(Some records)
==========

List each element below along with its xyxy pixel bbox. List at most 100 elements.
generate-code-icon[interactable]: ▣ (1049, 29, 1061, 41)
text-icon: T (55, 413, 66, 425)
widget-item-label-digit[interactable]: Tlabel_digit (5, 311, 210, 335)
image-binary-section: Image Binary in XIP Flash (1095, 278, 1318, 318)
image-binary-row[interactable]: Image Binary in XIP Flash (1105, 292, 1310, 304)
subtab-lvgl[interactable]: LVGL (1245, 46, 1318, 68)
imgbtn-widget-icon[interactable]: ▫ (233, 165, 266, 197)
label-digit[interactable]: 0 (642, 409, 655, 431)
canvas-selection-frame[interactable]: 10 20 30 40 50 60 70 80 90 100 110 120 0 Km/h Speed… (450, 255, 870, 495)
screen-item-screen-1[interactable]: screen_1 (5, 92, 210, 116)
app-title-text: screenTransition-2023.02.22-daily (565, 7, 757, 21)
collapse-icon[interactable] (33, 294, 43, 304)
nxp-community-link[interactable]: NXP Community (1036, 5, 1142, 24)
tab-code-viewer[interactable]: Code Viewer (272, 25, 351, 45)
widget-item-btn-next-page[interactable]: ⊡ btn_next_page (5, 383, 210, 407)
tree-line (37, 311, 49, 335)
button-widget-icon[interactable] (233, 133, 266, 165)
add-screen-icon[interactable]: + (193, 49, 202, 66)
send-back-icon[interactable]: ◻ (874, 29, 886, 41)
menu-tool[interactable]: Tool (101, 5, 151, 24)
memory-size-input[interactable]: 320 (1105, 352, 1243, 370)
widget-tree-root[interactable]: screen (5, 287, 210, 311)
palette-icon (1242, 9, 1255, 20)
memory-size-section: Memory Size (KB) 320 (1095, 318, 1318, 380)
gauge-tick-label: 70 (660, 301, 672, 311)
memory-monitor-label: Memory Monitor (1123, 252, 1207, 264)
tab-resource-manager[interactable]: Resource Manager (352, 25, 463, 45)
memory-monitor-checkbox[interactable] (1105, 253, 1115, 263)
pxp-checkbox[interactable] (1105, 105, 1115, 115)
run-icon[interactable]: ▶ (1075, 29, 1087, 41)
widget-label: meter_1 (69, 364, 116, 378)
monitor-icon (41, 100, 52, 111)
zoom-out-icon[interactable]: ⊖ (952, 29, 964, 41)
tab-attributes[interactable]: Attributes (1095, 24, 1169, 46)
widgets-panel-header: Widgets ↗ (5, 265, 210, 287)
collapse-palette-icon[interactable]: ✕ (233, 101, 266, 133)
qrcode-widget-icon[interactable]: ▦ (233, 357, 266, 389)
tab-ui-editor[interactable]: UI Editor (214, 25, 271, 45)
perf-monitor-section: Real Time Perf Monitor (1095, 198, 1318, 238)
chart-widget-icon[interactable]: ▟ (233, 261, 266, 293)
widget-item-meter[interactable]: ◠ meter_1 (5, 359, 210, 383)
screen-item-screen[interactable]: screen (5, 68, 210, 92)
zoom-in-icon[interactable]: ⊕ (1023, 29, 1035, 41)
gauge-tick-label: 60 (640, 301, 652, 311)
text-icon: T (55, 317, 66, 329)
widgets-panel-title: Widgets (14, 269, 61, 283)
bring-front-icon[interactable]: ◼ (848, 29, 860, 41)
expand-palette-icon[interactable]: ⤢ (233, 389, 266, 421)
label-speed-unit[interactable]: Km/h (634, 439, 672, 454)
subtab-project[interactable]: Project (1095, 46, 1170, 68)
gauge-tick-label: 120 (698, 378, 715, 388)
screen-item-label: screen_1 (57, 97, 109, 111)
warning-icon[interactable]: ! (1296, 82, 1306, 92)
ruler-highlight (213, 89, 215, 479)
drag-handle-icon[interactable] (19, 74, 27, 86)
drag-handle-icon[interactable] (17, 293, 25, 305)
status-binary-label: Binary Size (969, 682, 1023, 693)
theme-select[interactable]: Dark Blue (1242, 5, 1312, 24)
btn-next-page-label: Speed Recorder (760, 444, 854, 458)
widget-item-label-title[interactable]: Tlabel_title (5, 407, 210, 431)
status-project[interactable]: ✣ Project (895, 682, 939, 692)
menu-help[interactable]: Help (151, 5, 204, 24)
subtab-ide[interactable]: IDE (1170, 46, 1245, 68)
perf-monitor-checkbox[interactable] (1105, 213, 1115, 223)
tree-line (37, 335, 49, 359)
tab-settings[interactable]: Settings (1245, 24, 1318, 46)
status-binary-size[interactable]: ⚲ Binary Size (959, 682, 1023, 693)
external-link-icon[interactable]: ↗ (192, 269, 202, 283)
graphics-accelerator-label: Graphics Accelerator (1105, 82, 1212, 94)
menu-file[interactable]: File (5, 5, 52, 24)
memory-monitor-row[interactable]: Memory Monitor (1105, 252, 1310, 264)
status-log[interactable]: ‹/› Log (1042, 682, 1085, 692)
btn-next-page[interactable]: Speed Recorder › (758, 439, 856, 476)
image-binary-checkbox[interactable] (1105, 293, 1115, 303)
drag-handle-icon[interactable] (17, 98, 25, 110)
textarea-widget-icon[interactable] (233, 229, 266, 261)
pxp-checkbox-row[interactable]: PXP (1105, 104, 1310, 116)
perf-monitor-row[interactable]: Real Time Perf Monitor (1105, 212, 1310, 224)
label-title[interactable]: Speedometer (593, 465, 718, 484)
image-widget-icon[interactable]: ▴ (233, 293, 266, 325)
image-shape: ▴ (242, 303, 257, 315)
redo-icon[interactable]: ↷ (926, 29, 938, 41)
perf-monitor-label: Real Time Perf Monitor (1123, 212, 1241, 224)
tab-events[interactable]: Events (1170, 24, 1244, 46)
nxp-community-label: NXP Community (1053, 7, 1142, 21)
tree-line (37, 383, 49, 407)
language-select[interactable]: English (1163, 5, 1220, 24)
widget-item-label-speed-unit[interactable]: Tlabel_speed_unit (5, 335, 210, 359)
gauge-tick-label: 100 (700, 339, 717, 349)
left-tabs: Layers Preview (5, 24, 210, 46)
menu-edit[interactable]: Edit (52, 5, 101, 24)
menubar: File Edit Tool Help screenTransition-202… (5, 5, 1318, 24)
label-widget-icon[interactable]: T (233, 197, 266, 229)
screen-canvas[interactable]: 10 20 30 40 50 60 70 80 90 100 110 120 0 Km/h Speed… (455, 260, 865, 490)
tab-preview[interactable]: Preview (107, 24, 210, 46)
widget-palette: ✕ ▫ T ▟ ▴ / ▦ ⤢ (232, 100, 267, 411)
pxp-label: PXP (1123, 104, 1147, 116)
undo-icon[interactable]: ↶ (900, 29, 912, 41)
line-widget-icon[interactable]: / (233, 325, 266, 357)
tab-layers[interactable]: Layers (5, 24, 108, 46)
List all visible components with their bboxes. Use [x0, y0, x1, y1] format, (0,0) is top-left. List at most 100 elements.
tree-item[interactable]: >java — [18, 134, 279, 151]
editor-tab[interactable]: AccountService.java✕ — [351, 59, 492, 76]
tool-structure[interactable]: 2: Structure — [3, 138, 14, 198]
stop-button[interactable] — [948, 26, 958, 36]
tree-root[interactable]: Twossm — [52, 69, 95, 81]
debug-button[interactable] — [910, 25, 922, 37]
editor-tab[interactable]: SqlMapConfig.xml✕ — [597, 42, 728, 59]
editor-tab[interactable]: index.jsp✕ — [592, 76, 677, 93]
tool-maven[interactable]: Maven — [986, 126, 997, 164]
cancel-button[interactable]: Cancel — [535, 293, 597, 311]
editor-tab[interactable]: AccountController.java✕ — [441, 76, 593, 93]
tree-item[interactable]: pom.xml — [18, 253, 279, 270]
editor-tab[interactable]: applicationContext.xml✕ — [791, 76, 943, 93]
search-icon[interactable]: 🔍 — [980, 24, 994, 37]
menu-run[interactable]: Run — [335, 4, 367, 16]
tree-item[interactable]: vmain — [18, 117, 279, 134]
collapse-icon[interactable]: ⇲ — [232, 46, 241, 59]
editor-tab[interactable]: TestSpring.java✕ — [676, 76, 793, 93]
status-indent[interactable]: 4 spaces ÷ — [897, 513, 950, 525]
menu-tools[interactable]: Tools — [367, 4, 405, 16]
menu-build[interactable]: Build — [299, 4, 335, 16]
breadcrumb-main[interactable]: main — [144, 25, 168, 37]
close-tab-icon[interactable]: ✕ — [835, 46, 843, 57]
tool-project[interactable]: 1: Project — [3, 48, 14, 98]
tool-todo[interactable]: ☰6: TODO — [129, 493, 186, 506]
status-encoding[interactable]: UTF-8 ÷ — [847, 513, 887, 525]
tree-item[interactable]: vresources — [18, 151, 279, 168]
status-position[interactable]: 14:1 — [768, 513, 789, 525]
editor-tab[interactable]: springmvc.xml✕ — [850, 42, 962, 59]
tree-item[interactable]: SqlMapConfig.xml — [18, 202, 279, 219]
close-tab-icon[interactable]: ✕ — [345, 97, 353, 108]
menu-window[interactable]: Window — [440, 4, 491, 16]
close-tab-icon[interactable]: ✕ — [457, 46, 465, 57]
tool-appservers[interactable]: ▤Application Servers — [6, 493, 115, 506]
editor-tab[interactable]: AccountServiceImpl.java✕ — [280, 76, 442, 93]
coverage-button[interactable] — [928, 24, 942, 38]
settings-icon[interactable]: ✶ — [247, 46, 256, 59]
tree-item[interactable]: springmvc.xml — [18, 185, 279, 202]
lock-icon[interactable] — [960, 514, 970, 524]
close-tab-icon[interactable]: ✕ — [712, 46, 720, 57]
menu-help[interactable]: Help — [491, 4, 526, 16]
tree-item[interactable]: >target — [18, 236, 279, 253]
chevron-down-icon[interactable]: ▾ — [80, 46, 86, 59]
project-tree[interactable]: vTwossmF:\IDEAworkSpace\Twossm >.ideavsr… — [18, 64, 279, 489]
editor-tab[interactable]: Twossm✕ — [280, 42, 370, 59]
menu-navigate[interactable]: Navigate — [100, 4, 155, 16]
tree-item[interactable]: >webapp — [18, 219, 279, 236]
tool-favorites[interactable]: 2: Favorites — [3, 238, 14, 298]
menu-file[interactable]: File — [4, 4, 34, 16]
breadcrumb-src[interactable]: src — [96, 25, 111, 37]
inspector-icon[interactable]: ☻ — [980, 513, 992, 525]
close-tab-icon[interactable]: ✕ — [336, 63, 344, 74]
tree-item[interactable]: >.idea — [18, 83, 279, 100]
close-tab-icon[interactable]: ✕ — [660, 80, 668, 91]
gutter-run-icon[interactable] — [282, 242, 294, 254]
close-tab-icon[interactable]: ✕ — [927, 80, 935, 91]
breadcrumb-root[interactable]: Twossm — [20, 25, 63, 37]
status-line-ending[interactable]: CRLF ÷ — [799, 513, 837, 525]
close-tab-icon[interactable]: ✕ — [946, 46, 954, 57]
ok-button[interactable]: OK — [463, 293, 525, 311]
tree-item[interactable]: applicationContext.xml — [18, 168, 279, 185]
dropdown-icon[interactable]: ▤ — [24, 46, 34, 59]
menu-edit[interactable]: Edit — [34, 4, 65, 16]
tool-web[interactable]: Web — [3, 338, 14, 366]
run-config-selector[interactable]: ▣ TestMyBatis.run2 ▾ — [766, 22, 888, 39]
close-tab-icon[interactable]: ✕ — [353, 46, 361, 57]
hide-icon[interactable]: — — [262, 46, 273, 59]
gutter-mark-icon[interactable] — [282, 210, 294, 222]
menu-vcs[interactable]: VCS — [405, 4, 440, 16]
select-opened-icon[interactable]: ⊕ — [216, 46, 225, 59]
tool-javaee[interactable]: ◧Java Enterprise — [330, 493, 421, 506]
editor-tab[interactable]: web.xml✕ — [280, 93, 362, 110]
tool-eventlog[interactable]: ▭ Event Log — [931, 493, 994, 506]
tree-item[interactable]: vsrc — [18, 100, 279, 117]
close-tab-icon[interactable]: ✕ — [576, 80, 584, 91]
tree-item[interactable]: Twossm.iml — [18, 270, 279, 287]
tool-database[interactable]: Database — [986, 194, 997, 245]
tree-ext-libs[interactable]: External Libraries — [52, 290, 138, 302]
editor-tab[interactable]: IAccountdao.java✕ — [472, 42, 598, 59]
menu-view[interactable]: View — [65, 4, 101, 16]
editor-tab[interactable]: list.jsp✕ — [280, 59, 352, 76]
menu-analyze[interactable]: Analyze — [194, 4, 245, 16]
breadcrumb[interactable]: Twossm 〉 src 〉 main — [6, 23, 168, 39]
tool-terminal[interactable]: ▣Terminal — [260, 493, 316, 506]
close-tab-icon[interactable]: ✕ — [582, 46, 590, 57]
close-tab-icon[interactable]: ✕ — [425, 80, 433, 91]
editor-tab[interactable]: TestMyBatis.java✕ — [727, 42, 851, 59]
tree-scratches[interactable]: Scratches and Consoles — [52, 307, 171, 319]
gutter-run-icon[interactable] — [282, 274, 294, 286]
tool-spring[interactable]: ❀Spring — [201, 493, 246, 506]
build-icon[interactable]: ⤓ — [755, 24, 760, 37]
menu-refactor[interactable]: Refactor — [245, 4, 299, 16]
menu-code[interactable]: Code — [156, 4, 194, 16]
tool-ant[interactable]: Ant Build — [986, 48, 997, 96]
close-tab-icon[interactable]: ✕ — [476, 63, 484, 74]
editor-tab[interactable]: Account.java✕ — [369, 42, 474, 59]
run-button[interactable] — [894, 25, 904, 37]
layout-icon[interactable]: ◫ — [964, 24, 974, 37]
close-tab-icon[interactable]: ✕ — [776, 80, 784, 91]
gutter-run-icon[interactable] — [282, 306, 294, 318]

==========

▸ **Task details**: Please count the lines of the records above that contain the string "community". Reply with the number alone.

▸ **Result for this exercise**: 2